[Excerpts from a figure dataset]
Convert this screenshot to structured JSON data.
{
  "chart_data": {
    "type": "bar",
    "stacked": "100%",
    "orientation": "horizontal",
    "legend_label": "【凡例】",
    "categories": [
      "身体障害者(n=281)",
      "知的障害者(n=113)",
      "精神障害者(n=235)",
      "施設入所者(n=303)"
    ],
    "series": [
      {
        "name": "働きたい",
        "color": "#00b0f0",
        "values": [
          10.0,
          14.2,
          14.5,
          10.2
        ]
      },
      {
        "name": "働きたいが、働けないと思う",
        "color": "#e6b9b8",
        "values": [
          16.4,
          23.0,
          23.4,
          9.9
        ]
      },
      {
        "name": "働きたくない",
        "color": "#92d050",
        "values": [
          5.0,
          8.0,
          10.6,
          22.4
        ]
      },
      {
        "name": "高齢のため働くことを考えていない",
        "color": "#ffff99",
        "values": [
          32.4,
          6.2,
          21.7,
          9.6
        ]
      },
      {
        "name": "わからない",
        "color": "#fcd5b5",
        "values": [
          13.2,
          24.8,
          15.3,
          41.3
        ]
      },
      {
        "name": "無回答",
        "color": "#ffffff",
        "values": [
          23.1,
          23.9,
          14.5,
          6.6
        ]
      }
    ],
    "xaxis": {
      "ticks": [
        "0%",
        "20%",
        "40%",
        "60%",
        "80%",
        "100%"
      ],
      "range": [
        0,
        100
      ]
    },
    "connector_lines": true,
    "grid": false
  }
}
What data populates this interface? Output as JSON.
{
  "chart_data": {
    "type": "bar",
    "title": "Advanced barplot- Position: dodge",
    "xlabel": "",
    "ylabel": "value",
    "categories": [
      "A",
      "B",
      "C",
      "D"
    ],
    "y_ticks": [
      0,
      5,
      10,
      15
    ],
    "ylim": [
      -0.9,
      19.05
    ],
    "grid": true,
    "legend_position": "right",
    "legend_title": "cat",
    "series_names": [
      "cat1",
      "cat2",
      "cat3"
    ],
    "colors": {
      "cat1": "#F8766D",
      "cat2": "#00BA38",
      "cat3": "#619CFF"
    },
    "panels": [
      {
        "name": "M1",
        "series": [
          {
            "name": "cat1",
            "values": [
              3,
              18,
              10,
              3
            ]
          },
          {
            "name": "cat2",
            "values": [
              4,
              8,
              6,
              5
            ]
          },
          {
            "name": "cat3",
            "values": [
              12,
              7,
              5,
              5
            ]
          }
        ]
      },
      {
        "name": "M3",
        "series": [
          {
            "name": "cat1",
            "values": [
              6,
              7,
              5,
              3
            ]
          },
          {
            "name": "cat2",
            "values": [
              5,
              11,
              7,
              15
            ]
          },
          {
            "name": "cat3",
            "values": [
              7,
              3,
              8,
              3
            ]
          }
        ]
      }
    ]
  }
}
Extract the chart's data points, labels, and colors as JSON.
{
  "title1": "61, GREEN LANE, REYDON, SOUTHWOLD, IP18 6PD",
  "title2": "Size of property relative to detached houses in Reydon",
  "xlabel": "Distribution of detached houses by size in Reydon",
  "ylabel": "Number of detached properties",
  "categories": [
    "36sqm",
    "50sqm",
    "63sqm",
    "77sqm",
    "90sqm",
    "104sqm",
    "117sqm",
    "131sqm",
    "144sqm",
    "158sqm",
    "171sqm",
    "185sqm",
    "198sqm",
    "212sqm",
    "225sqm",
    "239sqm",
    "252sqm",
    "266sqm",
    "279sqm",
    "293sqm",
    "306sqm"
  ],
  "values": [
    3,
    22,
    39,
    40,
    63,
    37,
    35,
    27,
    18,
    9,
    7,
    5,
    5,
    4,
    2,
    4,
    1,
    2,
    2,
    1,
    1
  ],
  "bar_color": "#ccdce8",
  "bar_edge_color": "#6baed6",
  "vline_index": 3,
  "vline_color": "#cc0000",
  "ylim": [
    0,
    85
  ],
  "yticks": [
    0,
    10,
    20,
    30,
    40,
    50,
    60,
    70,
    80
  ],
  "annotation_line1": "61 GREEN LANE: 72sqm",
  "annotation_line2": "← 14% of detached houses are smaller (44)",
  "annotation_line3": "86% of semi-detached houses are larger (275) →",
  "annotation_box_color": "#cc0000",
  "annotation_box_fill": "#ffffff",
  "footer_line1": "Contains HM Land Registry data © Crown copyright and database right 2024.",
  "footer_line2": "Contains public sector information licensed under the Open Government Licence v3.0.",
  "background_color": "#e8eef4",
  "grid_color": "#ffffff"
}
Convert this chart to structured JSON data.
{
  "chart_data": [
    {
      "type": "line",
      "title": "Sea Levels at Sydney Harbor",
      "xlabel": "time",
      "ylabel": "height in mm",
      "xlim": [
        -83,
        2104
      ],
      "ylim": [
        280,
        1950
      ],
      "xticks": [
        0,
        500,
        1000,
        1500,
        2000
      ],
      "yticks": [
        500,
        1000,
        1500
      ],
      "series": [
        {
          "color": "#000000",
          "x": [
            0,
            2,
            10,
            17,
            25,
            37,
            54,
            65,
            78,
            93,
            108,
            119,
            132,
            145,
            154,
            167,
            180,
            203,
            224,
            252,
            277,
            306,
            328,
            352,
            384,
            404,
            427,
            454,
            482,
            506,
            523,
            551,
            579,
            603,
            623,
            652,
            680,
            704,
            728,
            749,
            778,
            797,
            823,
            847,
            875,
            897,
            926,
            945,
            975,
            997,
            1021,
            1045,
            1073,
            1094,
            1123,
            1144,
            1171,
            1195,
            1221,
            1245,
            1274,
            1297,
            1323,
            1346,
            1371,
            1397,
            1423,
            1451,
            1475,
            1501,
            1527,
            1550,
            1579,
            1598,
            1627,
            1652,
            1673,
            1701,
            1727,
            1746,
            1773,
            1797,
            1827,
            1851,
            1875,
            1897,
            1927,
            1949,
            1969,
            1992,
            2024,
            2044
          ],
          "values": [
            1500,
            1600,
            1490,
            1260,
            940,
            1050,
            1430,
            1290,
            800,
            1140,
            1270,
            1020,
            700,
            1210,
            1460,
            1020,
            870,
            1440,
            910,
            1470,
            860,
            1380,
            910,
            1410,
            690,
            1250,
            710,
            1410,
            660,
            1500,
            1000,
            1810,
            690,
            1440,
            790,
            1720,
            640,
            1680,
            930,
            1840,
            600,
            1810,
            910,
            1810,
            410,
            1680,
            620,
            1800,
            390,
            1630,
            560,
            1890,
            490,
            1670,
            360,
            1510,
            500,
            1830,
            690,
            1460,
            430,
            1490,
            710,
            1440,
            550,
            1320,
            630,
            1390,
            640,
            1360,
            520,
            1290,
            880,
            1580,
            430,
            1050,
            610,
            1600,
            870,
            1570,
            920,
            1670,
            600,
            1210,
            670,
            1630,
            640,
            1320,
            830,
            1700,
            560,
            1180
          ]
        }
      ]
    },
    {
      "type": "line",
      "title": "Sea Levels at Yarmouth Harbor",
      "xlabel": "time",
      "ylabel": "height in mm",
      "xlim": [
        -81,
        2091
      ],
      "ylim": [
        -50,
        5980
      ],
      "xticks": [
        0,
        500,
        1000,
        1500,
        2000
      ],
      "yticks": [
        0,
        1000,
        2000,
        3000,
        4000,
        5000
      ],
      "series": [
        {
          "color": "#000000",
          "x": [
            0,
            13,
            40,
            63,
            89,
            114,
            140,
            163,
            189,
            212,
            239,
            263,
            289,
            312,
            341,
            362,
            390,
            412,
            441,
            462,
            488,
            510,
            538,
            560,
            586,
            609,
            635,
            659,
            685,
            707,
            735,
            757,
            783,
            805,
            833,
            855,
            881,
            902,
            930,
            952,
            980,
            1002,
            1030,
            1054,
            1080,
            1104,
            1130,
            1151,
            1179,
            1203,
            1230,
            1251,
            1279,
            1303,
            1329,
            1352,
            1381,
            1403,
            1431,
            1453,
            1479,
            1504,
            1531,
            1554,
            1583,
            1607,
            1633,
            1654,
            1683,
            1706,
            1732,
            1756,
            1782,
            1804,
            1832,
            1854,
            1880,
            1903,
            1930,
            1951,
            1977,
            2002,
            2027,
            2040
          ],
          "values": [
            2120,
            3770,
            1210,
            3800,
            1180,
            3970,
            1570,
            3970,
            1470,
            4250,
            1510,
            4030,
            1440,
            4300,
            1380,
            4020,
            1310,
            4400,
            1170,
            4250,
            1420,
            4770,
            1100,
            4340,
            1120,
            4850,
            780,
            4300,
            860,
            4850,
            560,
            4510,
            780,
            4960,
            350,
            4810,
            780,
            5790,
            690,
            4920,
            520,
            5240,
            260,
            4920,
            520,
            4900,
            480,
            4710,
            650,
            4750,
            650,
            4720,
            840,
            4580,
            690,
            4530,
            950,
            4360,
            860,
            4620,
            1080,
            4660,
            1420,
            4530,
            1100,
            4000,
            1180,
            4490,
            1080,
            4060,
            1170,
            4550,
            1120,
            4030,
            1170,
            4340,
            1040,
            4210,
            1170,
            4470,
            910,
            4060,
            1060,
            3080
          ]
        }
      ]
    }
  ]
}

# STATED EXERCISE:
Search the preceding listing for "Levels" and extract every line where it is found.

# EXERCISE RESULT:
      "title": "Sea Levels at Sydney Harbor",
      "title": "Sea Levels at Yarmouth Harbor",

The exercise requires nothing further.